Written request ▸ Return the whole listing, line for line, without the pictures in it.

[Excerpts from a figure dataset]
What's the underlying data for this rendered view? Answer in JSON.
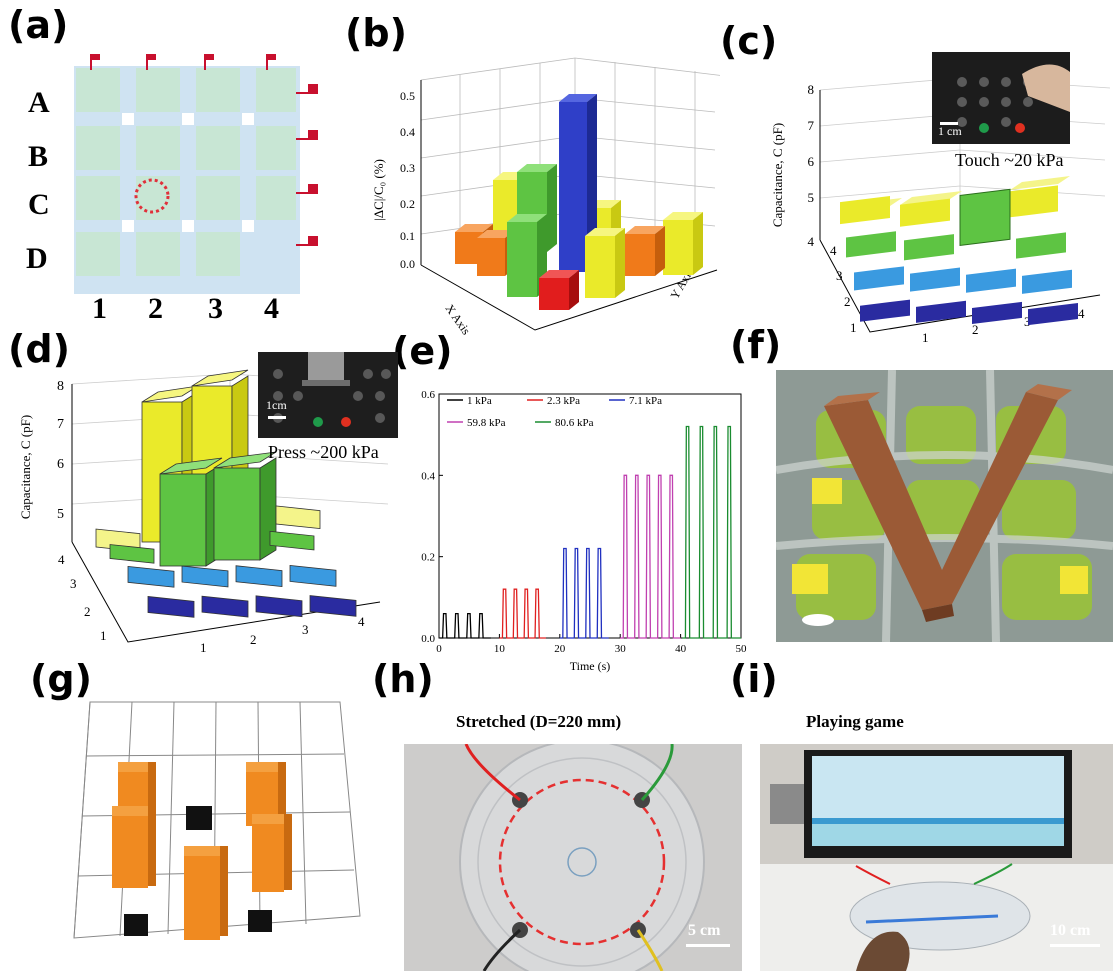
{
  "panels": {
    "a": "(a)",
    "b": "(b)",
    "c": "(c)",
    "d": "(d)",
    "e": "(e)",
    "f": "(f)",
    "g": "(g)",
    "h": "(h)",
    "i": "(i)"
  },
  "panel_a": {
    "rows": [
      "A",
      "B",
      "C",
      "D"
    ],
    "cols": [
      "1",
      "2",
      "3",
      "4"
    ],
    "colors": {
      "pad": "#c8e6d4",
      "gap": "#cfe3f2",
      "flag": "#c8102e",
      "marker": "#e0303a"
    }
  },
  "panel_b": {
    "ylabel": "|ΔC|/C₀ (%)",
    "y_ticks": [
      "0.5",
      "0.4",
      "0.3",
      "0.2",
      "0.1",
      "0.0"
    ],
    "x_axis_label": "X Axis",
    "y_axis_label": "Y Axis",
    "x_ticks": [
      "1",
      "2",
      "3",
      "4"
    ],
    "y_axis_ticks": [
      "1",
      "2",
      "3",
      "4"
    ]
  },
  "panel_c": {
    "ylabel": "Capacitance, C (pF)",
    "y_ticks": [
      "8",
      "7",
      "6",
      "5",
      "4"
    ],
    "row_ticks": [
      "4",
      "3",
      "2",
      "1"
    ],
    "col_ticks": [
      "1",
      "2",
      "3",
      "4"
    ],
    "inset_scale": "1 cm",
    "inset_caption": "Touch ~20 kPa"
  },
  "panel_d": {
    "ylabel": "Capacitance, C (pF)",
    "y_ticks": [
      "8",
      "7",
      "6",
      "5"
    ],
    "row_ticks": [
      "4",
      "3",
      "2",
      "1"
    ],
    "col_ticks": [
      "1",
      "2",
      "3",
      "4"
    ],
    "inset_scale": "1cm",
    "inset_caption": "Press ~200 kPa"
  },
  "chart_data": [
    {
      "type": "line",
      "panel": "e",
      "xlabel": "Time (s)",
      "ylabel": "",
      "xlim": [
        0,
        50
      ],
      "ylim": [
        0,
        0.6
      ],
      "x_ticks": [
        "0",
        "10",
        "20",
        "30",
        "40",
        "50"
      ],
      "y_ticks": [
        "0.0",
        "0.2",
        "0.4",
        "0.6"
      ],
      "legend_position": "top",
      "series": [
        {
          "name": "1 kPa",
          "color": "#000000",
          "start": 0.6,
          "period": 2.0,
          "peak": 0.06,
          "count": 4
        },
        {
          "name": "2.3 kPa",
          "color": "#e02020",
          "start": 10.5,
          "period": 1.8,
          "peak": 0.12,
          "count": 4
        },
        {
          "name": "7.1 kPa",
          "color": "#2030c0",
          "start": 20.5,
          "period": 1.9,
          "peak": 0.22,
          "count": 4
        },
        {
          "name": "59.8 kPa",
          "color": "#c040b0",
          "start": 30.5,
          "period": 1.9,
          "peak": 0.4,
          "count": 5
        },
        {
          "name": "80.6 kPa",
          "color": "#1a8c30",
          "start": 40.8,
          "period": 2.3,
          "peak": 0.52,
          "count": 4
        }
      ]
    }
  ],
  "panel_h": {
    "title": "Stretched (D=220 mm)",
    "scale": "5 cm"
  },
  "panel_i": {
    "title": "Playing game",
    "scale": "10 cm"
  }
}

Task solution ▸
What's the underlying data for this rendered view? Answer in JSON.
{
  "panels": {
    "a": "(a)",
    "b": "(b)",
    "c": "(c)",
    "d": "(d)",
    "e": "(e)",
    "f": "(f)",
    "g": "(g)",
    "h": "(h)",
    "i": "(i)"
  },
  "panel_a": {
    "rows": [
      "A",
      "B",
      "C",
      "D"
    ],
    "cols": [
      "1",
      "2",
      "3",
      "4"
    ],
    "colors": {
      "pad": "#c8e6d4",
      "gap": "#cfe3f2",
      "flag": "#c8102e",
      "marker": "#e0303a"
    }
  },
  "panel_b": {
    "ylabel": "|ΔC|/C₀ (%)",
    "y_ticks": [
      "0.5",
      "0.4",
      "0.3",
      "0.2",
      "0.1",
      "0.0"
    ],
    "x_axis_label": "X Axis",
    "y_axis_label": "Y Axis",
    "x_ticks": [
      "1",
      "2",
      "3",
      "4"
    ],
    "y_axis_ticks": [
      "1",
      "2",
      "3",
      "4"
    ]
  },
  "panel_c": {
    "ylabel": "Capacitance, C (pF)",
    "y_ticks": [
      "8",
      "7",
      "6",
      "5",
      "4"
    ],
    "row_ticks": [
      "4",
      "3",
      "2",
      "1"
    ],
    "col_ticks": [
      "1",
      "2",
      "3",
      "4"
    ],
    "inset_scale": "1 cm",
    "inset_caption": "Touch ~20 kPa"
  },
  "panel_d": {
    "ylabel": "Capacitance, C (pF)",
    "y_ticks": [
      "8",
      "7",
      "6",
      "5"
    ],
    "row_ticks": [
      "4",
      "3",
      "2",
      "1"
    ],
    "col_ticks": [
      "1",
      "2",
      "3",
      "4"
    ],
    "inset_scale": "1cm",
    "inset_caption": "Press ~200 kPa"
  },
  "chart_data": [
    {
      "type": "line",
      "panel": "e",
      "xlabel": "Time (s)",
      "ylabel": "",
      "xlim": [
        0,
        50
      ],
      "ylim": [
        0,
        0.6
      ],
      "x_ticks": [
        "0",
        "10",
        "20",
        "30",
        "40",
        "50"
      ],
      "y_ticks": [
        "0.0",
        "0.2",
        "0.4",
        "0.6"
      ],
      "legend_position": "top",
      "series": [
        {
          "name": "1 kPa",
          "color": "#000000",
          "start": 0.6,
          "period": 2.0,
          "peak": 0.06,
          "count": 4
        },
        {
          "name": "2.3 kPa",
          "color": "#e02020",
          "start": 10.5,
          "period": 1.8,
          "peak": 0.12,
          "count": 4
        },
        {
          "name": "7.1 kPa",
          "color": "#2030c0",
          "start": 20.5,
          "period": 1.9,
          "peak": 0.22,
          "count": 4
        },
        {
          "name": "59.8 kPa",
          "color": "#c040b0",
          "start": 30.5,
          "period": 1.9,
          "peak": 0.4,
          "count": 5
        },
        {
          "name": "80.6 kPa",
          "color": "#1a8c30",
          "start": 40.8,
          "period": 2.3,
          "peak": 0.52,
          "count": 4
        }
      ]
    }
  ],
  "panel_h": {
    "title": "Stretched (D=220 mm)",
    "scale": "5 cm"
  },
  "panel_i": {
    "title": "Playing game",
    "scale": "10 cm"
  }
}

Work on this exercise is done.